━━━ Texte
Tandis qu'Unilever, deuxième annonceur mondial, a d'ores et déjà décidé de ne plus collaborer avec les influenceurs, certains groupes tels Louis Vuitton et Renault misent sur des ambassadrices ... virtuelles. En 2016, pour sa campagne publicitaire Series 4, Louis Vuitton a fait appel à une égérie loin d'être conventionnelle, sortie tout droit de Final Fantasy. La célèbre maison de couture a signé un partenariat avec le studio Square Enix pour créer son personnage baptisé Lightning X Louis Vuitton. Dernier à avoir pris ce virage de l'influence virtuelle, Renault, qui, pour le spot du nouveau Kadjar, début 2019, a jeté son dévolu sur Liv, personnage virtuel plus vrai que nature et entièrement pixélisé par l'IA. "Le monde réel nourrit le monde virtuel et réciproquement. Si bien que nous avons imaginé un être virtuel, créé en images de synthèse, qui s'humaniserait en éprouvant des émotions. Le virtuel est un gage d'authenticité. L'objectif est de prouver que, même si Liv est 100 % virtuelle, l'expérience vécue est tout à fait concrète et gratifiante", analyse Gaëlle Le Grouiec, directrice marketing et communication de Renault Europe. Mi-janvier, Liv a d'ailleurs pris le pouvoir du compte Twitter de Renault avec, à la clé, un engagement à relever (14 posts pour plus de 130 commentaires et 400 likes).

Si les noms de Shudu Gram, Ronnie Blawko, Lil Maquela ne sont pas connus du grand public, ces avatars 3D sont, pour certaines marques, le nouvel eldorado d'une stratégie d'influence et totalisent déjà près d'1,2 million d'abonnés sur Instagram. Ces mannequins ultraréalistes sont plébiscités par les jeunes, qui s'identifient par millions. À l'instar de la Japonaise Hatsune Miku, véritable star avec ses 63 millions de vues sur YouTube, qui a donné son premier concert en France en décembre dernier à La Seine Musicale, près de Paris. Clou du spectacle : la chanteuse est un personnage virtuel représenté par un hologramme.
━━━━━━
━━━ Items présentés
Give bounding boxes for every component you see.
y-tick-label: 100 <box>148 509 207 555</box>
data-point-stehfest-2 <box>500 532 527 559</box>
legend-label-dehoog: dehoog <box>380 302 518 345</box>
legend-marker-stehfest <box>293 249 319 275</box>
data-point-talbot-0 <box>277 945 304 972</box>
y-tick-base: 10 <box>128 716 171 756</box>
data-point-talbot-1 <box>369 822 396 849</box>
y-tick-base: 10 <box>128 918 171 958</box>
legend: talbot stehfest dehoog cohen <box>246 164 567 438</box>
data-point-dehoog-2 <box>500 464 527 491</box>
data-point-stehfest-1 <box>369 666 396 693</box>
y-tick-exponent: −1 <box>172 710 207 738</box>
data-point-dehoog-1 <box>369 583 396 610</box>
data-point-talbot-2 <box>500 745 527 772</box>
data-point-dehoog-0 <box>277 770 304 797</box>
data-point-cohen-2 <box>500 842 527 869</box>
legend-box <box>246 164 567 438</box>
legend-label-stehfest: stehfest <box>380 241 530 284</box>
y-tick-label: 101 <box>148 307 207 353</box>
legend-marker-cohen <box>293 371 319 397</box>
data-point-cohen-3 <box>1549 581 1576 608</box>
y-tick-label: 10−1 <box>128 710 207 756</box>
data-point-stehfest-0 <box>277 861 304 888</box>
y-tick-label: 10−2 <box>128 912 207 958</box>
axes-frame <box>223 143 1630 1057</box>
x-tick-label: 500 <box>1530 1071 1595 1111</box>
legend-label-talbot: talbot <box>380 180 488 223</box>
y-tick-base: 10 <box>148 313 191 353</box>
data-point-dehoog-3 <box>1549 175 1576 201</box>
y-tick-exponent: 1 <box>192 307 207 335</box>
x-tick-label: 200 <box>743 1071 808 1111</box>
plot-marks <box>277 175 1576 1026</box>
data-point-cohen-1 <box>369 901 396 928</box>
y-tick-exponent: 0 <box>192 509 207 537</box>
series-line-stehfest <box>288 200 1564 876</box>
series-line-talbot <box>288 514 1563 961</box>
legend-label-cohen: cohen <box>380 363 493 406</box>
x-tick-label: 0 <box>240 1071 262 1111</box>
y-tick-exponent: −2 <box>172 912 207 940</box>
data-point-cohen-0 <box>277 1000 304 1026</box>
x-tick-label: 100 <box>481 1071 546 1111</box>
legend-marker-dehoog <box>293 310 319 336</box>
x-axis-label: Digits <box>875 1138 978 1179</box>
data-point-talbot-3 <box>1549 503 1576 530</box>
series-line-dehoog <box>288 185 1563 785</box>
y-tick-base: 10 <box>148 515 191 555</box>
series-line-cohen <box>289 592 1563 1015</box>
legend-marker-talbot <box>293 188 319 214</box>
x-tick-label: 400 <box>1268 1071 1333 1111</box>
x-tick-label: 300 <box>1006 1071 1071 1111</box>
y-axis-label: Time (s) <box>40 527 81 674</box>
━━━━━━
• Consigne: Pouvez-vous citer le passage du texte sur les influenceurs virtuels compris entre « Si les noms » et « par un hologramme. », bornes incluses ? Les items ne vous seront d'aucune utilité.

• Corrigé:
Si les noms de Shudu Gram, Ronnie Blawko, Lil Maquela ne sont pas connus du grand public, ces avatars 3D sont, pour certaines marques, le nouvel eldorado d'une stratégie d'influence et totalisent déjà près d'1,2 million d'abonnés sur Instagram. Ces mannequins ultraréalistes sont plébiscités par les jeunes, qui s'identifient par millions. À l'instar de la Japonaise Hatsune Miku, véritable star avec ses 63 millions de vues sur YouTube, qui a donné son premier concert en France en décembre dernier à La Seine Musicale, près de Paris. Clou du spectacle : la chanteuse est un personnage virtuel représenté par un hologramme.